**The request**
Go through the records and extract every line with the word "smoothed".

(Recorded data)
————

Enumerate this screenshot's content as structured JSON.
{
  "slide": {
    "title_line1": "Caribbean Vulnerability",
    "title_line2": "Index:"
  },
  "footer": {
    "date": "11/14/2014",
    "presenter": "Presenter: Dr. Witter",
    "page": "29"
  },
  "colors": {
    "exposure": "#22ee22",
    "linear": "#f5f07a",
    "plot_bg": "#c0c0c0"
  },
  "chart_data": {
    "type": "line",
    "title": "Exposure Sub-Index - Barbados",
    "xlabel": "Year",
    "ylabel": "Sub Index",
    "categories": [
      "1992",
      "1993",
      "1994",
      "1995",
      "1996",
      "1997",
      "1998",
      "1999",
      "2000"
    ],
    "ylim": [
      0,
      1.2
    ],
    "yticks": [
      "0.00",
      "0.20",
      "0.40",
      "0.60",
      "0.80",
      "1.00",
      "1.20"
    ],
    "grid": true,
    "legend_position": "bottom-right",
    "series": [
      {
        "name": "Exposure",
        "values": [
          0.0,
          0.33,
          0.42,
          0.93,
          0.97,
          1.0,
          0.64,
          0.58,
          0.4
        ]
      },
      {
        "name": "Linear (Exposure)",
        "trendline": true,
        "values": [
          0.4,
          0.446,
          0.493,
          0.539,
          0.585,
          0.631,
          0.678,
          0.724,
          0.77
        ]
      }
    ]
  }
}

————

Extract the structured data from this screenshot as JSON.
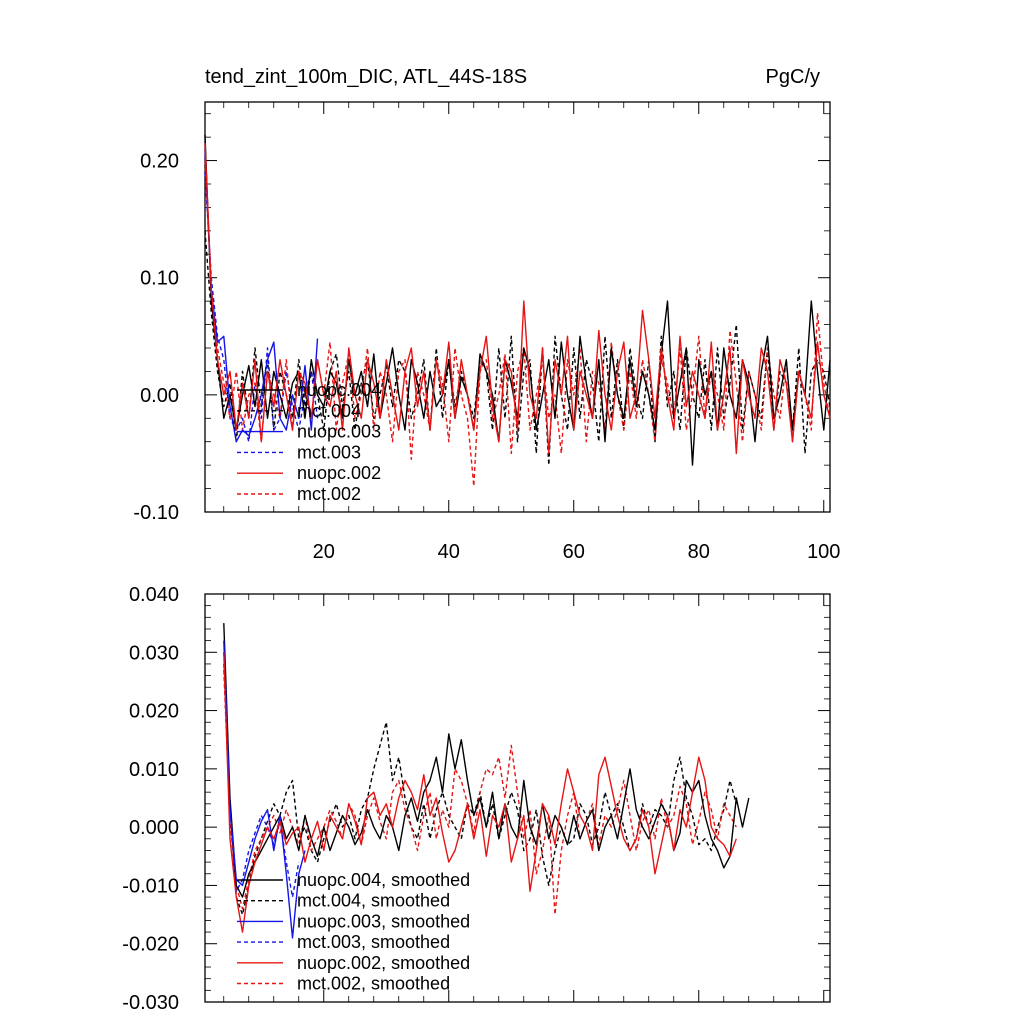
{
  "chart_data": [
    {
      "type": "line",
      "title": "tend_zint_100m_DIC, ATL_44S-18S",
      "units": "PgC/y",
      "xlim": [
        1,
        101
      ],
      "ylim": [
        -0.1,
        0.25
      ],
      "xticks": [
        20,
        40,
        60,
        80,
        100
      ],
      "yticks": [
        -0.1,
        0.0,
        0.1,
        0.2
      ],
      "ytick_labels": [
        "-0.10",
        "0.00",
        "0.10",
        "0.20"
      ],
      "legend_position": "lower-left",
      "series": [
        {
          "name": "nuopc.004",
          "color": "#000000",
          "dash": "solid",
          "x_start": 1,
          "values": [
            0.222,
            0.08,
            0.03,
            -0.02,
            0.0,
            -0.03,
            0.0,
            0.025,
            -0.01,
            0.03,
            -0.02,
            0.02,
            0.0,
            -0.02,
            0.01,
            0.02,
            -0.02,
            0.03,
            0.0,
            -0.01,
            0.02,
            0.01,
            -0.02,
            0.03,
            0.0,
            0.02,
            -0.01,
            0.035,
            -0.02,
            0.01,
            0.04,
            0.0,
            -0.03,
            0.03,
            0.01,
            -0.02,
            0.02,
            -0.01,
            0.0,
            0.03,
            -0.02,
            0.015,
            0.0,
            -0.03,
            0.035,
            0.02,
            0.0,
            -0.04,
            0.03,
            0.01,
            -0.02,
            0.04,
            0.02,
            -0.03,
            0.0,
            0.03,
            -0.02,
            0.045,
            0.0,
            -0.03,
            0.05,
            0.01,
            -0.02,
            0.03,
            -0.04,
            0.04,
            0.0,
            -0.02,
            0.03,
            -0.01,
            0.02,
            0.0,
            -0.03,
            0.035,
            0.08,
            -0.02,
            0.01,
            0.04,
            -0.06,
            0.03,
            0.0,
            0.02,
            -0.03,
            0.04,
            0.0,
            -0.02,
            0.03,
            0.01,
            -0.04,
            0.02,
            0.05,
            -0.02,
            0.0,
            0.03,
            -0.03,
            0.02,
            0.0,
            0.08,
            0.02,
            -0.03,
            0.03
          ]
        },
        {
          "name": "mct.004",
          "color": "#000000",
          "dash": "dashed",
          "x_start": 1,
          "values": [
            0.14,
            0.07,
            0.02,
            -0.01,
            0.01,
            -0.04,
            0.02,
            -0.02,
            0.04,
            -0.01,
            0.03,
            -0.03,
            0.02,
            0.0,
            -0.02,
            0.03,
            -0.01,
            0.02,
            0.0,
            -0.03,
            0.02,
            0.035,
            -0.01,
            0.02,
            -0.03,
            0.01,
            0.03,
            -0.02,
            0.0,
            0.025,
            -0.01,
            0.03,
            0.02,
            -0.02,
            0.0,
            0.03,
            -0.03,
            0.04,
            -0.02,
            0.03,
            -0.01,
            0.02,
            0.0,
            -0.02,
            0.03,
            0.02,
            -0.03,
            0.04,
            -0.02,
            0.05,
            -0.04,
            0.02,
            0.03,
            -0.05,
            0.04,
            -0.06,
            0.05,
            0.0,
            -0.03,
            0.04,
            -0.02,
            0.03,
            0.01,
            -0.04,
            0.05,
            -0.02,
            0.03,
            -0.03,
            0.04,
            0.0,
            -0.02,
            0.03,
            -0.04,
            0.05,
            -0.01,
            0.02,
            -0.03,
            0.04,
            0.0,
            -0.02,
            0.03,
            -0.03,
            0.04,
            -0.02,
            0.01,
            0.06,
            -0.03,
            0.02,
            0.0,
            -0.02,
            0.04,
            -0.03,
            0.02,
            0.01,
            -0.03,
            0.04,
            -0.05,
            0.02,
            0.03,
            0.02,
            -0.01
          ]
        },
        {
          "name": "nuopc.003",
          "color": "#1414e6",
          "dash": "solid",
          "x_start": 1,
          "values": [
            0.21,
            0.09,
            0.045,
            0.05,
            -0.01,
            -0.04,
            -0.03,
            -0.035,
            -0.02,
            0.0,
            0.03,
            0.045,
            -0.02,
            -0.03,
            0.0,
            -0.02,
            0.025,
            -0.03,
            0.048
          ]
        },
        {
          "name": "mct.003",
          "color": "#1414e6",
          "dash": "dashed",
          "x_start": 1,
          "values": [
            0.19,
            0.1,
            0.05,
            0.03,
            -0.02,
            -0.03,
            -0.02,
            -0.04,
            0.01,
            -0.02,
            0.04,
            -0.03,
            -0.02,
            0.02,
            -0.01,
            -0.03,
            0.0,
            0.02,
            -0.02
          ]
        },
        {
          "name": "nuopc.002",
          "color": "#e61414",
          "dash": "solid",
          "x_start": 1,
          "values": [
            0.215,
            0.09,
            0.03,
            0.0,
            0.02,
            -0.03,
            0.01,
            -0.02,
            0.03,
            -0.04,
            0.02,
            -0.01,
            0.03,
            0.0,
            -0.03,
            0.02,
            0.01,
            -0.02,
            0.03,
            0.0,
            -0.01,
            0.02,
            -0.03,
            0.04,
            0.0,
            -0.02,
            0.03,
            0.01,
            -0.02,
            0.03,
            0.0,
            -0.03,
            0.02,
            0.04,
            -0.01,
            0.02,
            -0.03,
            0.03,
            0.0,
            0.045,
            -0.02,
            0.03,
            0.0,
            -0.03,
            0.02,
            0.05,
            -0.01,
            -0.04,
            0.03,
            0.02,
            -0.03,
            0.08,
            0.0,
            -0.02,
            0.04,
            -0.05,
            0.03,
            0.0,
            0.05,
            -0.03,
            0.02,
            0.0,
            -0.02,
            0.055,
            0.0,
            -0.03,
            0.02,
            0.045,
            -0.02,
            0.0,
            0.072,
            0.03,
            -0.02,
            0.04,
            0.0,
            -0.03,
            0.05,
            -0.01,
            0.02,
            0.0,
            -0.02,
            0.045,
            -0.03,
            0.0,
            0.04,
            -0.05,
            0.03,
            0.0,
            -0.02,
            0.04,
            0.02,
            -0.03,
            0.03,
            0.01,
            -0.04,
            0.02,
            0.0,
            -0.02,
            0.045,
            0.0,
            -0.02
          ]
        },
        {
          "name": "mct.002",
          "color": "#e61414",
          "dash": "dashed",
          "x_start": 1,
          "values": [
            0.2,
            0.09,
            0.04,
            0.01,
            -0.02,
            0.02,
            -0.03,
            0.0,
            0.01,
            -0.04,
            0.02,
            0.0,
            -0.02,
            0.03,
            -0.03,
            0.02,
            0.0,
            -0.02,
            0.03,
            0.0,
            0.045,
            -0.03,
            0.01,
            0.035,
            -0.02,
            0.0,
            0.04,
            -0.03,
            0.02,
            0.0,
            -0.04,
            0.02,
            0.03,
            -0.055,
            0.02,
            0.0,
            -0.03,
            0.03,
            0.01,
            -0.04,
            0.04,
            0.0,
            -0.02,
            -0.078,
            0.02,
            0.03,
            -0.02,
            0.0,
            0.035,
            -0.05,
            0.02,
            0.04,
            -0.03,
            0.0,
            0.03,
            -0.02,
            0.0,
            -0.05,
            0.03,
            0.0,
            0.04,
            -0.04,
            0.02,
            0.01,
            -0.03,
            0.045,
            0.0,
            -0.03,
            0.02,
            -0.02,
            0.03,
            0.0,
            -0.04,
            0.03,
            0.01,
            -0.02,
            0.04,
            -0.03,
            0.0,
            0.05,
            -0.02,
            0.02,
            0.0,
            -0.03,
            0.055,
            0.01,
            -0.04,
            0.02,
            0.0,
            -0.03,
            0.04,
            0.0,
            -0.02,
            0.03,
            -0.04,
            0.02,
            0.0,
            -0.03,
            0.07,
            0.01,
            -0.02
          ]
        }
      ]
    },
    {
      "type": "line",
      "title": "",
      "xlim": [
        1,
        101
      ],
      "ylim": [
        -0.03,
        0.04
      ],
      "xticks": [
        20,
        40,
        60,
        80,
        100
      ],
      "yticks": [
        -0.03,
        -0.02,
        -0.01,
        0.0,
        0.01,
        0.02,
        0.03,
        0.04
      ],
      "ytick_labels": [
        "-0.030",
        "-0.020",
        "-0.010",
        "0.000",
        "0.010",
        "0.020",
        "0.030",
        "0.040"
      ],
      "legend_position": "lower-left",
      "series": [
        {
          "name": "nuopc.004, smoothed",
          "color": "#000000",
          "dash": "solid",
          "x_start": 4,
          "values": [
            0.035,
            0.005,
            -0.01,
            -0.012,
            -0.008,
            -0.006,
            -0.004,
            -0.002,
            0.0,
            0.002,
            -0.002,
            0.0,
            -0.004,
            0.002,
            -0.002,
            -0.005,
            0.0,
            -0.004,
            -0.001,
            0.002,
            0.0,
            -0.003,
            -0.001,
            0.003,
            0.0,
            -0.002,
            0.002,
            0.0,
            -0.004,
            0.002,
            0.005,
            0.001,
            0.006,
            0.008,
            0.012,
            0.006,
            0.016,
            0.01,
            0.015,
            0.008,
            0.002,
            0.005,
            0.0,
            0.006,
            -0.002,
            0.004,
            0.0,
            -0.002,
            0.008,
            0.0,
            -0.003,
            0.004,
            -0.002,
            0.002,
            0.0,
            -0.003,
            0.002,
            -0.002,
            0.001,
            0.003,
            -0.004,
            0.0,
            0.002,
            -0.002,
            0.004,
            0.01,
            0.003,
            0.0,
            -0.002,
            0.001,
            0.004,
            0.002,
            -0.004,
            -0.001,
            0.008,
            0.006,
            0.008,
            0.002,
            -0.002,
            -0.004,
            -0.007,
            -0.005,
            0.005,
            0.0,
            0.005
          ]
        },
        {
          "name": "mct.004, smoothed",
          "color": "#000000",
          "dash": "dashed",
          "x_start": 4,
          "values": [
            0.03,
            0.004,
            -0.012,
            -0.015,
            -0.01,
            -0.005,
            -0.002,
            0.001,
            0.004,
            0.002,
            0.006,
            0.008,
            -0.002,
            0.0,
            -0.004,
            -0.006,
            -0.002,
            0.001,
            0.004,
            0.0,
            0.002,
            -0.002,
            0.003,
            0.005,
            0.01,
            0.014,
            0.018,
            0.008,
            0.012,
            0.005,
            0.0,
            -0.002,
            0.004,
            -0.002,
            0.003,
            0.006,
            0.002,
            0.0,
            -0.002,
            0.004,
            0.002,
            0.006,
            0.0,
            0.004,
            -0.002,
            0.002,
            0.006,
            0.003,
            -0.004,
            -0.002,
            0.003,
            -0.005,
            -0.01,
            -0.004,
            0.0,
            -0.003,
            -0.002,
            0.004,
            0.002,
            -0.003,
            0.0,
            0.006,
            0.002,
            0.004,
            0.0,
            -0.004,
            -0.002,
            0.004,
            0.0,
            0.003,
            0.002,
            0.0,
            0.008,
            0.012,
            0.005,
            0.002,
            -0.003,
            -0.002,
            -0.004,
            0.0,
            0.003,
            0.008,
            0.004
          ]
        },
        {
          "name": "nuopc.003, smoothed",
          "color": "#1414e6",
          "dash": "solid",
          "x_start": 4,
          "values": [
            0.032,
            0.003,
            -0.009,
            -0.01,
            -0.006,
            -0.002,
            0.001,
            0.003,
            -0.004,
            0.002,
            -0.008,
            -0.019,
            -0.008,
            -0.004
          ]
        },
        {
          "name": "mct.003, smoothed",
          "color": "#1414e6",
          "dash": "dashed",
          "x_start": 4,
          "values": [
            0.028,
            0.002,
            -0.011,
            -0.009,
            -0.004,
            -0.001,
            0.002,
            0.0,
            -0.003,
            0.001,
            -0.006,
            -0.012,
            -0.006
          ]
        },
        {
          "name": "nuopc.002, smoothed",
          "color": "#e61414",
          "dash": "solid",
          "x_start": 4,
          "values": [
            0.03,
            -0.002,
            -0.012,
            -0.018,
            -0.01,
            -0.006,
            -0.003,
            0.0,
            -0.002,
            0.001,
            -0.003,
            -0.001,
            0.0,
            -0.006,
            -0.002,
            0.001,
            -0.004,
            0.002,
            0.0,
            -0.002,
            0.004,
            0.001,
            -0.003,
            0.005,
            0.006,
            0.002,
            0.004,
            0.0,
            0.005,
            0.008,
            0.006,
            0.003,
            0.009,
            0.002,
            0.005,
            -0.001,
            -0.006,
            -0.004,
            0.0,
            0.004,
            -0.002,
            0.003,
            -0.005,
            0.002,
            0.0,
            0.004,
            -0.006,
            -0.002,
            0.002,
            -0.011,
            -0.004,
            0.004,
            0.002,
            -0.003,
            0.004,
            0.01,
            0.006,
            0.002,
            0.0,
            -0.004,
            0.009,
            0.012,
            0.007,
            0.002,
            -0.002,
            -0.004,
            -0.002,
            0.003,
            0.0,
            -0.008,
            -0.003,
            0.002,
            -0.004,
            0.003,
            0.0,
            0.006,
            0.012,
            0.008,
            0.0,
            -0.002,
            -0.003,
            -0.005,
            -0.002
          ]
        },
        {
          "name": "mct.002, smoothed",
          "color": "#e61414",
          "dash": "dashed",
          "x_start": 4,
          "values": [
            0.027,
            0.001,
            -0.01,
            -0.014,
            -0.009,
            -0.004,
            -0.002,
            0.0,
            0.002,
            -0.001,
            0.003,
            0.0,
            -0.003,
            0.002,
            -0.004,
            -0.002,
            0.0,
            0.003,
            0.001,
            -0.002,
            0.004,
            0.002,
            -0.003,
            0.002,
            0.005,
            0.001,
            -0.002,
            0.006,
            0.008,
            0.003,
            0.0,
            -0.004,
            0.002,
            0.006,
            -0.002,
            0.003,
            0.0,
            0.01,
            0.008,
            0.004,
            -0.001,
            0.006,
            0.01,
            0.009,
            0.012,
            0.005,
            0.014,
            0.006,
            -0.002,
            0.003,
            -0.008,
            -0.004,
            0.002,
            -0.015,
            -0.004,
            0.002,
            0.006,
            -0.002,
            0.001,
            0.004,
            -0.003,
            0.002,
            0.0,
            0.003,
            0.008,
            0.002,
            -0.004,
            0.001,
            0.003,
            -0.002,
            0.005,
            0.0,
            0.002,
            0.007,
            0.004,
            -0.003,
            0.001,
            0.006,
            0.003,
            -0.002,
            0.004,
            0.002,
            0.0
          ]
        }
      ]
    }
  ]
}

————

**Response to this exercise**
          "name": "nuopc.004, smoothed",
          "name": "mct.004, smoothed",
          "name": "nuopc.003, smoothed",
          "name": "mct.003, smoothed",
          "name": "nuopc.002, smoothed",
          "name": "mct.002, smoothed",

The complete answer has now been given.